- INSTRUCTION
Seek out every line containing the word "yeri", and copy each.

- WORKING DATA
========================
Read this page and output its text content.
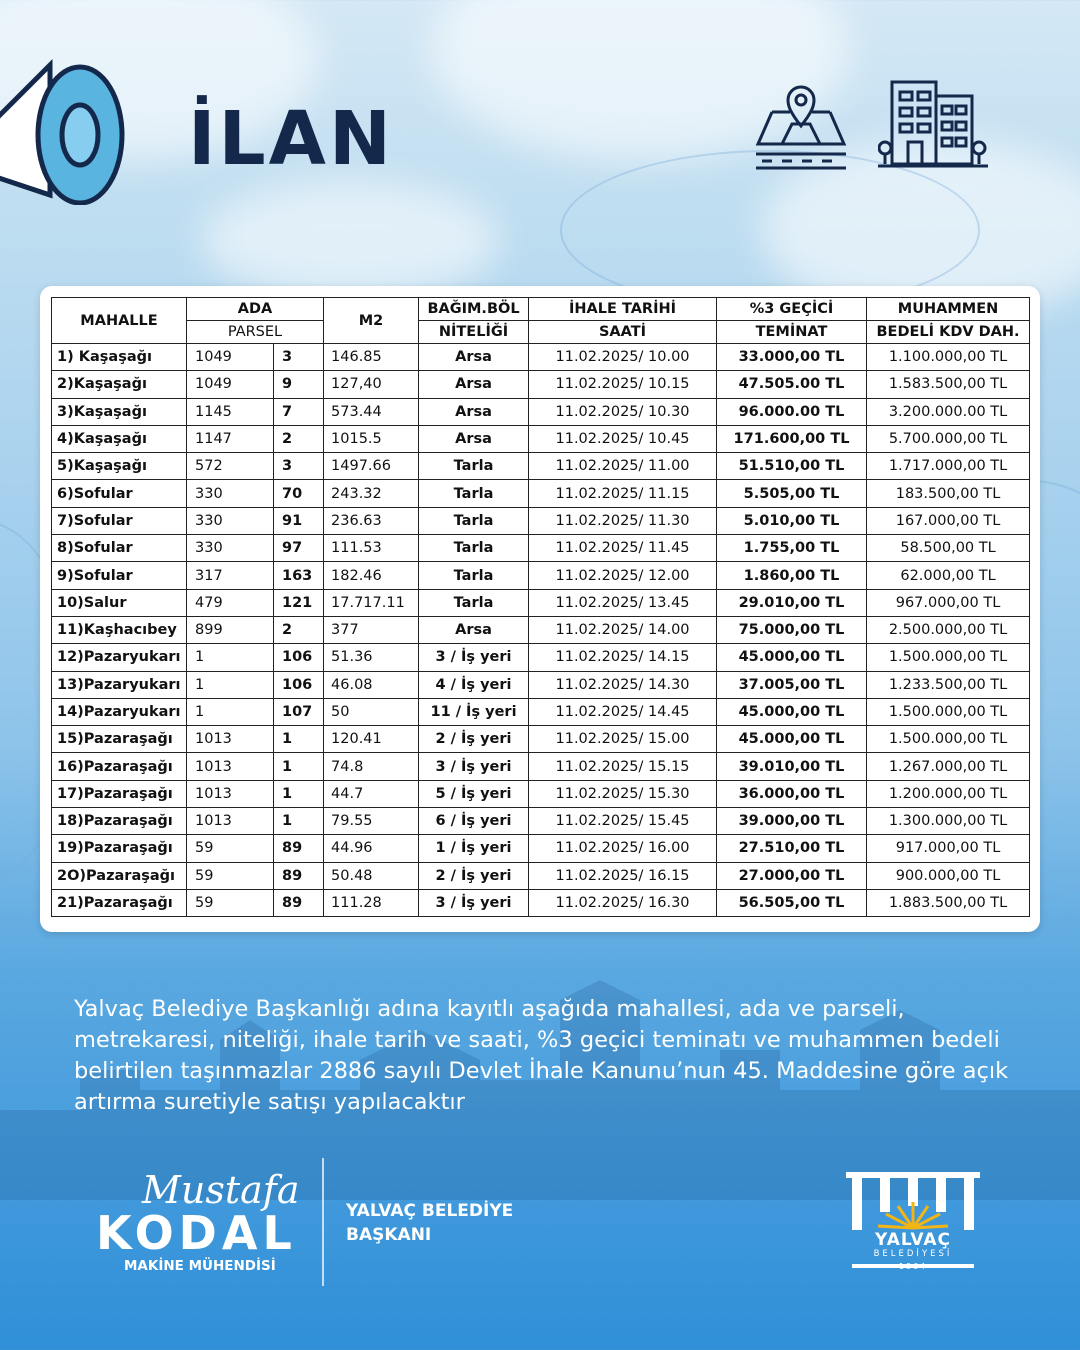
İLAN
MAHALLE	ADA		M2	BAĞIM.BÖL	İHALE TARİHİ	%3 GEÇİCİ	MUHAMMEN
	PARSEL			NİTELİĞİ	SAATİ	TEMİNAT	BEDELİ KDV DAH.
1) Kaşaşağı	1049	3	146.85	Arsa	11.02.2025/ 10.00	33.000,00 TL	1.100.000,00 TL
2)Kaşaşağı	1049	9	127,40	Arsa	11.02.2025/ 10.15	47.505.00 TL	1.583.500,00 TL
3)Kaşaşağı	1145	7	573.44	Arsa	11.02.2025/ 10.30	96.000.00 TL	3.200.000.00 TL
4)Kaşaşağı	1147	2	1015.5	Arsa	11.02.2025/ 10.45	171.600,00 TL	5.700.000,00 TL
5)Kaşaşağı	572	3	1497.66	Tarla	11.02.2025/ 11.00	51.510,00 TL	1.717.000,00 TL
6)Sofular	330	70	243.32	Tarla	11.02.2025/ 11.15	5.505,00 TL	183.500,00 TL
7)Sofular	330	91	236.63	Tarla	11.02.2025/ 11.30	5.010,00 TL	167.000,00 TL
8)Sofular	330	97	111.53	Tarla	11.02.2025/ 11.45	1.755,00 TL	58.500,00 TL
9)Sofular	317	163	182.46	Tarla	11.02.2025/ 12.00	1.860,00 TL	62.000,00 TL
10)Salur	479	121	17.717.11	Tarla	11.02.2025/ 13.45	29.010,00 TL	967.000,00 TL
11)Kaşhacıbey	899	2	377	Arsa	11.02.2025/ 14.00	75.000,00 TL	2.500.000,00 TL
12)Pazaryukarı	1	106	51.36	3 / İş yeri	11.02.2025/ 14.15	45.000,00 TL	1.500.000,00 TL
13)Pazaryukarı	1	106	46.08	4 / İş yeri	11.02.2025/ 14.30	37.005,00 TL	1.233.500,00 TL
14)Pazaryukarı	1	107	50	11 / İş yeri	11.02.2025/ 14.45	45.000,00 TL	1.500.000,00 TL
15)Pazaraşağı	1013	1	120.41	2 / İş yeri	11.02.2025/ 15.00	45.000,00 TL	1.500.000,00 TL
16)Pazaraşağı	1013	1	74.8	3 / İş yeri	11.02.2025/ 15.15	39.010,00 TL	1.267.000,00 TL
17)Pazaraşağı	1013	1	44.7	5 / İş yeri	11.02.2025/ 15.30	36.000,00 TL	1.200.000,00 TL
18)Pazaraşağı	1013	1	79.55	6 / İş yeri	11.02.2025/ 15.45	39.000,00 TL	1.300.000,00 TL
19)Pazaraşağı	59	89	44.96	1 / İş yeri	11.02.2025/ 16.00	27.510,00 TL	917.000,00 TL
2O)Pazaraşağı	59	89	50.48	2 / İş yeri	11.02.2025/ 16.15	27.000,00 TL	900.000,00 TL
21)Pazaraşağı	59	89	111.28	3 / İş yeri	11.02.2025/ 16.30	56.505,00 TL	1.883.500,00 TL
Yalvaç Belediye Başkanlığı adına kayıtlı aşağıda mahallesi, ada ve parseli, metrekaresi, niteliği, ihale tarih ve saati, %3 geçici teminatı ve muhammen bedeli belirtilen taşınmazlar 2886 sayılı Devlet İhale Kanunu’nun 45. Maddesine göre açık artırma suretiyle satışı yapılacaktır
Mustafa
KODAL
MAKİNE MÜHENDİSİ
YALVAÇ BELEDİYE
BAŞKANI	YALVAÇ
BELEDİYESİ
1864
========================
- ANSWER BELOW
12)Pazaryukarı	1	106	51.36	3 / İş yeri	11.02.2025/ 14.15	45.000,00 TL	1.500.000,00 TL
13)Pazaryukarı	1	106	46.08	4 / İş yeri	11.02.2025/ 14.30	37.005,00 TL	1.233.500,00 TL
14)Pazaryukarı	1	107	50	11 / İş yeri	11.02.2025/ 14.45	45.000,00 TL	1.500.000,00 TL
15)Pazaraşağı	1013	1	120.41	2 / İş yeri	11.02.2025/ 15.00	45.000,00 TL	1.500.000,00 TL
16)Pazaraşağı	1013	1	74.8	3 / İş yeri	11.02.2025/ 15.15	39.010,00 TL	1.267.000,00 TL
17)Pazaraşağı	1013	1	44.7	5 / İş yeri	11.02.2025/ 15.30	36.000,00 TL	1.200.000,00 TL
18)Pazaraşağı	1013	1	79.55	6 / İş yeri	11.02.2025/ 15.45	39.000,00 TL	1.300.000,00 TL
19)Pazaraşağı	59	89	44.96	1 / İş yeri	11.02.2025/ 16.00	27.510,00 TL	917.000,00 TL
2O)Pazaraşağı	59	89	50.48	2 / İş yeri	11.02.2025/ 16.15	27.000,00 TL	900.000,00 TL
21)Pazaraşağı	59	89	111.28	3 / İş yeri	11.02.2025/ 16.30	56.505,00 TL	1.883.500,00 TL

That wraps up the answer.